**** Task input ****

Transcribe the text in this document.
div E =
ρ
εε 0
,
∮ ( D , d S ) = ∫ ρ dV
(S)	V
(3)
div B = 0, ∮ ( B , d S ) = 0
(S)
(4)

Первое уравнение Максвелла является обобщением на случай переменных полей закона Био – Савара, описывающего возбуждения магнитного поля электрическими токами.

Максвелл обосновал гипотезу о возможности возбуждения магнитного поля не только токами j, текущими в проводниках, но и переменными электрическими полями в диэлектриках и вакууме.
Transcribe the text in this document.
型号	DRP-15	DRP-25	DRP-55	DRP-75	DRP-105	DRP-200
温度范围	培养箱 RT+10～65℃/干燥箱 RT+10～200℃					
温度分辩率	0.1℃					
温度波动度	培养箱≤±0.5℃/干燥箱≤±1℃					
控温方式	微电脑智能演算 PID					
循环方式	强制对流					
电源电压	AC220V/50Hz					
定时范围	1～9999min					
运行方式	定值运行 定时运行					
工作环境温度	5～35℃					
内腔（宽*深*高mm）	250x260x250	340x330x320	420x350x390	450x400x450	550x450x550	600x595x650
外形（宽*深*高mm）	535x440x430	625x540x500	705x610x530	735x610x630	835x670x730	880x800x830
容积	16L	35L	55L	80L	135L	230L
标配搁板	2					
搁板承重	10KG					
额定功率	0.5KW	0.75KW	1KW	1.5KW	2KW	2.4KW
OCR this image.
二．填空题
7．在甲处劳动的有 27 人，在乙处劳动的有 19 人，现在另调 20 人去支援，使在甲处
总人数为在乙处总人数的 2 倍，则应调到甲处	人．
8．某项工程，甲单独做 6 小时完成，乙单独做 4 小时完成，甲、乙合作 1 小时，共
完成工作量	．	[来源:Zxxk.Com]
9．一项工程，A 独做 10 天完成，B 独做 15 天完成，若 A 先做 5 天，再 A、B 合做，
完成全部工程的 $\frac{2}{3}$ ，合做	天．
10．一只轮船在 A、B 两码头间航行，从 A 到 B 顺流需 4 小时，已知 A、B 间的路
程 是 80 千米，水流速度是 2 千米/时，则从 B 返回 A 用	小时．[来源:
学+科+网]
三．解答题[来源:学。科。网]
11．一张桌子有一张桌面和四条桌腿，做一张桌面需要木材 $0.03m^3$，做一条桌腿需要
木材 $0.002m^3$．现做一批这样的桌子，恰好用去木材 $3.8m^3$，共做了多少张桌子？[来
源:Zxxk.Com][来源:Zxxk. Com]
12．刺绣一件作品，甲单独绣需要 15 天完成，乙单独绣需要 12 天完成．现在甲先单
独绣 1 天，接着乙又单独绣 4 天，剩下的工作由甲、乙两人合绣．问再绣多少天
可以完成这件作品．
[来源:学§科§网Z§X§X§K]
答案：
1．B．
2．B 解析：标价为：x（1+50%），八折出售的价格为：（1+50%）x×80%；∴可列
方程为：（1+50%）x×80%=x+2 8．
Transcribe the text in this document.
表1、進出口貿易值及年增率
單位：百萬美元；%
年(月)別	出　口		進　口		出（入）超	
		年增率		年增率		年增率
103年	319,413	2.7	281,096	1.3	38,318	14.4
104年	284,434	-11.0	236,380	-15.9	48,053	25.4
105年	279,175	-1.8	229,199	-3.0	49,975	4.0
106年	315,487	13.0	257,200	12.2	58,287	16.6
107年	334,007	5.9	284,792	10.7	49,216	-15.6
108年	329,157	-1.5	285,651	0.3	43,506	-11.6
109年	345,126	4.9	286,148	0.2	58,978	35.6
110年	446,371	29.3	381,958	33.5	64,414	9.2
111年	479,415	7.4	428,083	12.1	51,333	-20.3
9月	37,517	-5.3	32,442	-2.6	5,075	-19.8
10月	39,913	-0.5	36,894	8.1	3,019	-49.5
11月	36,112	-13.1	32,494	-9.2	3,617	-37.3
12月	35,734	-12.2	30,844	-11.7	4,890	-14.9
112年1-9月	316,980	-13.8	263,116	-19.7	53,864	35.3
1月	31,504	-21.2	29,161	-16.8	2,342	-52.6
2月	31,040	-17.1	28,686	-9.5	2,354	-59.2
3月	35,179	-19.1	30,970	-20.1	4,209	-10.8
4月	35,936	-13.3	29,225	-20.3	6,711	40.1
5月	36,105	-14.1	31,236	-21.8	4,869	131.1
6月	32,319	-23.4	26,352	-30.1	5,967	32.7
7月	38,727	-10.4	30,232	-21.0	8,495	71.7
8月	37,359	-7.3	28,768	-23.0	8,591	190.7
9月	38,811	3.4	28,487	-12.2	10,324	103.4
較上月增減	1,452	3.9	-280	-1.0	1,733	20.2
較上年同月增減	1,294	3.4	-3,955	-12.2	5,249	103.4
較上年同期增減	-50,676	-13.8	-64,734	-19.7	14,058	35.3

****

= What the exercise asks =
Extract every line of the records above that contains the word "Zxxk".

= Solved exercise =
完成工作量	．	[来源:Zxxk.Com]
源:Zxxk.Com][来源:Zxxk. Com]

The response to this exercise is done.